[Texto fuente]

La última elección parlamentaria dejó una de las paradojas más evidentes del nuevo ciclo político en Ñuble: altas votaciones individuales que no fueron suficientes para asegurar continuidad en la Cámara.
Así ocurrió con los exdiputados Marta Bravo (UDI) y Frank Sauerbaum (RN), quienes, con 19.302 y 21.361 votos respectivamente, quedaron fuera del Congreso, obligados a redefinir sus trayectorias en un escenario político más estrecho y competitivo.
El caso de Sauerbaum representa una transición que, aunque no exenta de ajustes, lo mantiene en el centro de la escena pública.
Diputado por tres períodos -con un receso intermedio-, había anticipado tras su derrota que evaluaba retornar al sector privado, donde su formación como ingeniero comercial le ofrecía alternativas concretas. Sin embargo, la solicitud directa del Presidente José Antonio Kast y de su partido cambió el rumbo.
“Es un deber moral de quienes estamos en la actividad pública estar disponibles”, afirmó, justificando su decisión de no alejarse del aparato estatal. Así, lejos de un repliegue, Sauerbaum asumirá como director del Servicio Nacional de Migraciones (Sermig), en un rol que lo sitúa en uno de los temas más sensibles de la agenda gubernamental: la migración irregular.
Desde esa posición, ha delineado una estrategia que busca endurecer la fiscalización, particularmente sobre las empresas que contratan trabajadores extranjeros en situación irregular.
“Cuando no sancionamos al que contrata (…) hay un incentivo perverso”, advirtió, apuntando a una de las brechas del sistema actual. Su planteamiento incluye operativos en terreno junto a la PDI, Impuestos Internos y la Dirección del Trabajo, marcando un giro hacia un servicio más activo y menos burocrático.
El tránsito de Sauerbaum evidencia cómo, pese a la derrota electoral, las redes políticas y la experiencia acumulada permiten reubicarse en espacios de poder, especialmente en un gobierno que requiere cuadros técnicos y políticos alineados con su agenda.
“Nadie me ha llamado”
Muy distinto es el panorama de Marta Bravo. La médico, kinesióloga y exdiputada UDI, que en solo un período logró posicionarse regionalmente con una gestión técnicamente valorada, enfrenta un escenario de mayor incertidumbre.

[Datos proporcionados]
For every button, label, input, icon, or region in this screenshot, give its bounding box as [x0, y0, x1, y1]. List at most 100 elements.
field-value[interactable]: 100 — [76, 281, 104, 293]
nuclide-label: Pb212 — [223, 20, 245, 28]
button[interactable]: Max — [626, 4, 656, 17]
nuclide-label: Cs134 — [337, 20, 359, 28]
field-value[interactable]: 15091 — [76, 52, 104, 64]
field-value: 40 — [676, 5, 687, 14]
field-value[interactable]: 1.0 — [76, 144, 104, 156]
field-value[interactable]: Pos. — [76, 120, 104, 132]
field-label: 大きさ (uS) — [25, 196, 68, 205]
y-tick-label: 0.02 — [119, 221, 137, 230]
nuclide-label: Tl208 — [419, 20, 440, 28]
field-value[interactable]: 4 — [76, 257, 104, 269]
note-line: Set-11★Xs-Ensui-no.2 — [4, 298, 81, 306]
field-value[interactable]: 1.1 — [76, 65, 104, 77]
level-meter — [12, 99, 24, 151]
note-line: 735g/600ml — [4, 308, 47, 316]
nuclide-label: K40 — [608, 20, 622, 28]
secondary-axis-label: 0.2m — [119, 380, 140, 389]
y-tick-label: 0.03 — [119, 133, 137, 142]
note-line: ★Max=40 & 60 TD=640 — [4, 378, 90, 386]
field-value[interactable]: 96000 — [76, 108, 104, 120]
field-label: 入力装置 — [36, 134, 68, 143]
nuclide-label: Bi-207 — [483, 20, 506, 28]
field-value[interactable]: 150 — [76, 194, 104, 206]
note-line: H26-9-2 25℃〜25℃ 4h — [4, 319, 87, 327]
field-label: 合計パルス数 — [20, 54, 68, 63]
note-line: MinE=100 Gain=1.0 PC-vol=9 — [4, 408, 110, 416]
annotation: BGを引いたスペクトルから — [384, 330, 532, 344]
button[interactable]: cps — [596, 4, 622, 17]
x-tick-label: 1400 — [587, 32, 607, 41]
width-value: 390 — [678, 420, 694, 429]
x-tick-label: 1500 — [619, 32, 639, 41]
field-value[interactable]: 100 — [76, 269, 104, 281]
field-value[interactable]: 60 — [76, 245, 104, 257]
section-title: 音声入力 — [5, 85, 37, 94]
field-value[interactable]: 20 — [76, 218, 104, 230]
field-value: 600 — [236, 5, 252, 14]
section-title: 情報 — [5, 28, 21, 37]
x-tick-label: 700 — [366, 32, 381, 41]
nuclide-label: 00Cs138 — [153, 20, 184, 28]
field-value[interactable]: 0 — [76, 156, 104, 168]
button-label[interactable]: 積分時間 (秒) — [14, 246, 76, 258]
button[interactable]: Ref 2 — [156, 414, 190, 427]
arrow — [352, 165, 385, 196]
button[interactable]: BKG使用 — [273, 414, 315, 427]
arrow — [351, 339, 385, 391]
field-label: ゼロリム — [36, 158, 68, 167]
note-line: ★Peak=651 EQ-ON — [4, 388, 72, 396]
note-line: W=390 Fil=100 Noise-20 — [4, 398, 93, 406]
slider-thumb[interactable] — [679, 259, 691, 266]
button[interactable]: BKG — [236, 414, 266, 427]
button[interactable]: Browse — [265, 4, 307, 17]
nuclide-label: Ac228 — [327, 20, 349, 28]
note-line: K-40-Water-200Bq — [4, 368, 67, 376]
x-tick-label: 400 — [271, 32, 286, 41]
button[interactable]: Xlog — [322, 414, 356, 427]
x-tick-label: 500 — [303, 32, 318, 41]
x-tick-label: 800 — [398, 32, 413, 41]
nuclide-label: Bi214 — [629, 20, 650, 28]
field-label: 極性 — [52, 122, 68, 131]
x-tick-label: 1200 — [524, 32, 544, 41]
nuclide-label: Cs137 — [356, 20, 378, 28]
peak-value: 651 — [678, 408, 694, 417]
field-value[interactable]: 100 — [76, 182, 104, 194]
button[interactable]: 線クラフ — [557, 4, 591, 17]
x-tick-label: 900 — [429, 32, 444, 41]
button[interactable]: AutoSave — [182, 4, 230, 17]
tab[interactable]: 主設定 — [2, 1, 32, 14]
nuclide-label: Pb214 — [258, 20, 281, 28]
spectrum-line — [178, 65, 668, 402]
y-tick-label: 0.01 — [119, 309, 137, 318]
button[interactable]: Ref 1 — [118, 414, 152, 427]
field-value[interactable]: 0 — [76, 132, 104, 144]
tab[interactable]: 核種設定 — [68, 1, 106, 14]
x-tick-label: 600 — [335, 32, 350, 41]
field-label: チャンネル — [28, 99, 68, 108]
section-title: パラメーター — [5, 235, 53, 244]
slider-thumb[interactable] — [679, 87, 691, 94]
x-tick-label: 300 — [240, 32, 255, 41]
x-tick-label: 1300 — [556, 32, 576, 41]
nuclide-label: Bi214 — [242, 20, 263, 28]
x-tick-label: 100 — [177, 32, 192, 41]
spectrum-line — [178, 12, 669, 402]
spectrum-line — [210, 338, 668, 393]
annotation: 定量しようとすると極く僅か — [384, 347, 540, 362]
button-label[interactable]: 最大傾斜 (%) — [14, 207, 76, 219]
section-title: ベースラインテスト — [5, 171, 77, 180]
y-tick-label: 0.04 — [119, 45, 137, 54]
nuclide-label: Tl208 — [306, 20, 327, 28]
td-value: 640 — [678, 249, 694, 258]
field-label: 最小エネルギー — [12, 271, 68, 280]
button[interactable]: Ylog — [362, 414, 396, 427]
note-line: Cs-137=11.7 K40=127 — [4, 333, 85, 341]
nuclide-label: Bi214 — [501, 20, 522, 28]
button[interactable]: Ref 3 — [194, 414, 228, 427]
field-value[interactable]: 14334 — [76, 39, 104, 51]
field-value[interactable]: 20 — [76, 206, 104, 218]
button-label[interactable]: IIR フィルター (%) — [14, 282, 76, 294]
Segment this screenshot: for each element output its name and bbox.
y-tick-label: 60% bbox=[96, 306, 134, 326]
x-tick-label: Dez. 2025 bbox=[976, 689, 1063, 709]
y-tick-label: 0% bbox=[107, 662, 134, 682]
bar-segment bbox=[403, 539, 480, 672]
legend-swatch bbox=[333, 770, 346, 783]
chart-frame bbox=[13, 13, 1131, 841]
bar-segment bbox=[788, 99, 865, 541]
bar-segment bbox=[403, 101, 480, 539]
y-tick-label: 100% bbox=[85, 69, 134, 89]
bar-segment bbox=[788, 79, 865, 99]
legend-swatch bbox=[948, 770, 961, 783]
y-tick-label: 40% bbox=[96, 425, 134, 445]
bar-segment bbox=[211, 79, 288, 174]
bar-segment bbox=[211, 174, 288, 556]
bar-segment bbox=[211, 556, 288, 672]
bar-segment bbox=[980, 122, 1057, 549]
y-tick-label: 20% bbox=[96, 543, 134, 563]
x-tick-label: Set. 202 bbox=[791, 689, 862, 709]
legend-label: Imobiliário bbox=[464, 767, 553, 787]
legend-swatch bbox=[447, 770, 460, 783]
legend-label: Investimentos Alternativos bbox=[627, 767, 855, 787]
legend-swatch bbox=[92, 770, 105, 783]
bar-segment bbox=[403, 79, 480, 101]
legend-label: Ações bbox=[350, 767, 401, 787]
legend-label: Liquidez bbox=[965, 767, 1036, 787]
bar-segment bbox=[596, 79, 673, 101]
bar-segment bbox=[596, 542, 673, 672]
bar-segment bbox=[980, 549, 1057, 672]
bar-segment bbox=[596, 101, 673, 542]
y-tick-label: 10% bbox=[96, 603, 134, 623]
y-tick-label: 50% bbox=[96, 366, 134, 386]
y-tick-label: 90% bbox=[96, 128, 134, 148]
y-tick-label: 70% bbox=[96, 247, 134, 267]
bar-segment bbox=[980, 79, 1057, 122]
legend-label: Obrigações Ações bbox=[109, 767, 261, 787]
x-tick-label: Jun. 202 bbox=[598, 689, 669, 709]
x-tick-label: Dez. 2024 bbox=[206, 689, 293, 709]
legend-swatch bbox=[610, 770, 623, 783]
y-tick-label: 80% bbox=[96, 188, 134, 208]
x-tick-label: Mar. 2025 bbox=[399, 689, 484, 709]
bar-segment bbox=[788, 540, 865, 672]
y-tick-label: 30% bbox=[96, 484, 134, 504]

[Ejercicios]
[a] ¿Concuerda cada afirmación con el texto sobre los exdiputados de Ñuble? Responde sí o no y cita literalmente las palabras del texto que lo deciden. (i) Sauerbaum obtuvo más votos que Bravo. (ii) Tras su derrota, Sauerbaum volvió al sector privado. (iii) Marta Bravo fue diputada durante un solo período.
[b] Edita el pasaje del texto sobre los exdiputados de Ñuble que comienza en las palabras "Diputado por tres" y termina después de "en situación irregular.", reemplazando "sector privado" por "mundo empresarial".
[c] Retoma el texto sobre los exdiputados de Ñuble y continúalo a partir de su última oración.
Los registros no se usan en ningún ejercicio.

[Respuestas numeradas]
[a]
(i) Sí: «con 19.302 y 21.361 votos respectivamente»
(ii) No: «Sauerbaum asumirá como director del Servicio Nacional de Migraciones (Sermig)»
(iii) Sí: «que en solo un período logró posicionarse regionalmente»

[b]
Diputado por tres períodos -con un receso intermedio-, había anticipado tras su derrota que evaluaba retornar al mundo empresarial, donde su formación como ingeniero comercial le ofrecía alternativas concretas. Sin embargo, la solicitud directa del Presidente José Antonio Kast y de su partido cambió el rumbo.
“Es un deber moral de quienes estamos en la actividad pública estar disponibles”, afirmó, justificando su decisión de no alejarse del aparato estatal. Así, lejos de un repliegue, Sauerbaum asumirá como director del Servicio Nacional de Migraciones (Sermig), en un rol que lo sitúa en uno de los temas más sensibles de la agenda gubernamental: la migración irregular.
Desde esa posición, ha delineado una estrategia que busca endurecer la fiscalización, particularmente sobre las empresas que contratan trabajadores extranjeros en situación irregular.

[c]
Su salida del Congreso no ha sido seguida, hasta ahora, por una reincorporación al aparato estatal, pese a que en un inicio su nombre sonó con fuerza para asumir responsabilidades en el área de Salud.
El silencio posterior ha sido elocuente.
“Nadie ha conversado conmigo”, reconoció, descartando además versiones que la situaban en una eventual representación diplomática en República Checa, país donde realizó estudios.
Tampoco, por ahora, se concretará una opción de perfeccionamiento en el extranjero, aunque no la descarta a futuro.
En su caso, el análisis interno apunta a una campaña donde la inexperiencia política terminó pesando, pese a una gestión parlamentaria evaluada positivamente en términos técnicos. Esa combinación -buena gestión, pero debilidad electoral relativa en un sistema más competitivo- terminó por dejarla fuera del Congreso sin una red de contención inmediata.
Ambas trayectorias reflejan un fenómeno más amplio: el reordenamiento forzado de figuras políticas que, aun con respaldo ciudadano, no logran adaptarse a las nuevas reglas del juego electoral.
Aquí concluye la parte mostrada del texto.